(Data extract)
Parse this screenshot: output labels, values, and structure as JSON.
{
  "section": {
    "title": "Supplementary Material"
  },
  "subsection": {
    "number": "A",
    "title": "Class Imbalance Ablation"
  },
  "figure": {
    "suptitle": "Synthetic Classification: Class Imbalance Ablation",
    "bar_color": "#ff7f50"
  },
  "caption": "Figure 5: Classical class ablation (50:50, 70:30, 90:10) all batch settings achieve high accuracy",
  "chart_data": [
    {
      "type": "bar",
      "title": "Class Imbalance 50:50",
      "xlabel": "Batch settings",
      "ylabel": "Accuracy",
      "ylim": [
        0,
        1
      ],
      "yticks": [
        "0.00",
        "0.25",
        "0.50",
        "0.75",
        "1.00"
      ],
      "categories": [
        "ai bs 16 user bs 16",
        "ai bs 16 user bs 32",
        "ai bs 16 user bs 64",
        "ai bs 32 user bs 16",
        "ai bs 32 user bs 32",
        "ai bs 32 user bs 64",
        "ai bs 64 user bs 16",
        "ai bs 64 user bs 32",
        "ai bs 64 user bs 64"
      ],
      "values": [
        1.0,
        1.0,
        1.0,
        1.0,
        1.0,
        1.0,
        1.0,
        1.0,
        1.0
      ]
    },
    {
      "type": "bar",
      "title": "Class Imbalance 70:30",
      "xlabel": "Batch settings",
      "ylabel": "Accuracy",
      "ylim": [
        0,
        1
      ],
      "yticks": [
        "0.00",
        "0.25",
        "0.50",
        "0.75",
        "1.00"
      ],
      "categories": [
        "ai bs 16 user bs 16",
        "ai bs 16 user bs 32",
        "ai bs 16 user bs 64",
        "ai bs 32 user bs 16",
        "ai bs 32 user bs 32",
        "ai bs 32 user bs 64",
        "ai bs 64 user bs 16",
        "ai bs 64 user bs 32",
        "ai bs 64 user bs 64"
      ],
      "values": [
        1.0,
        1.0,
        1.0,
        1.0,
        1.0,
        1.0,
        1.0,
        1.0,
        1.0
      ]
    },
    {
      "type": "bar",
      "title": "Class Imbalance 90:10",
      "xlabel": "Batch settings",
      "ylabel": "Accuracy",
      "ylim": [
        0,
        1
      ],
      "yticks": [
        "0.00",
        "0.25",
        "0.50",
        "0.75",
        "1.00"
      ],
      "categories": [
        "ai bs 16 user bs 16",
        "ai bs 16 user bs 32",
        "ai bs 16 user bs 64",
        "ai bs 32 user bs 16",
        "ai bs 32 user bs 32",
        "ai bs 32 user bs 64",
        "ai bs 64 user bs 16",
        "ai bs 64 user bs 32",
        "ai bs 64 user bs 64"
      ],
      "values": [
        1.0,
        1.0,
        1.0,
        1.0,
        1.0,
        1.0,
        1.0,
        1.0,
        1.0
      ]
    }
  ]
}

(What you are asked to do) Using the data above, repeat every line exactly.

(Solution)
Parse this screenshot: output labels, values, and structure as JSON.
{
  "section": {
    "title": "Supplementary Material"
  },
  "subsection": {
    "number": "A",
    "title": "Class Imbalance Ablation"
  },
  "figure": {
    "suptitle": "Synthetic Classification: Class Imbalance Ablation",
    "bar_color": "#ff7f50"
  },
  "caption": "Figure 5: Classical class ablation (50:50, 70:30, 90:10) all batch settings achieve high accuracy",
  "chart_data": [
    {
      "type": "bar",
      "title": "Class Imbalance 50:50",
      "xlabel": "Batch settings",
      "ylabel": "Accuracy",
      "ylim": [
        0,
        1
      ],
      "yticks": [
        "0.00",
        "0.25",
        "0.50",
        "0.75",
        "1.00"
      ],
      "categories": [
        "ai bs 16 user bs 16",
        "ai bs 16 user bs 32",
        "ai bs 16 user bs 64",
        "ai bs 32 user bs 16",
        "ai bs 32 user bs 32",
        "ai bs 32 user bs 64",
        "ai bs 64 user bs 16",
        "ai bs 64 user bs 32",
        "ai bs 64 user bs 64"
      ],
      "values": [
        1.0,
        1.0,
        1.0,
        1.0,
        1.0,
        1.0,
        1.0,
        1.0,
        1.0
      ]
    },
    {
      "type": "bar",
      "title": "Class Imbalance 70:30",
      "xlabel": "Batch settings",
      "ylabel": "Accuracy",
      "ylim": [
        0,
        1
      ],
      "yticks": [
        "0.00",
        "0.25",
        "0.50",
        "0.75",
        "1.00"
      ],
      "categories": [
        "ai bs 16 user bs 16",
        "ai bs 16 user bs 32",
        "ai bs 16 user bs 64",
        "ai bs 32 user bs 16",
        "ai bs 32 user bs 32",
        "ai bs 32 user bs 64",
        "ai bs 64 user bs 16",
        "ai bs 64 user bs 32",
        "ai bs 64 user bs 64"
      ],
      "values": [
        1.0,
        1.0,
        1.0,
        1.0,
        1.0,
        1.0,
        1.0,
        1.0,
        1.0
      ]
    },
    {
      "type": "bar",
      "title": "Class Imbalance 90:10",
      "xlabel": "Batch settings",
      "ylabel": "Accuracy",
      "ylim": [
        0,
        1
      ],
      "yticks": [
        "0.00",
        "0.25",
        "0.50",
        "0.75",
        "1.00"
      ],
      "categories": [
        "ai bs 16 user bs 16",
        "ai bs 16 user bs 32",
        "ai bs 16 user bs 64",
        "ai bs 32 user bs 16",
        "ai bs 32 user bs 32",
        "ai bs 32 user bs 64",
        "ai bs 64 user bs 16",
        "ai bs 64 user bs 32",
        "ai bs 64 user bs 64"
      ],
      "values": [
        1.0,
        1.0,
        1.0,
        1.0,
        1.0,
        1.0,
        1.0,
        1.0,
        1.0
      ]
    }
  ]
}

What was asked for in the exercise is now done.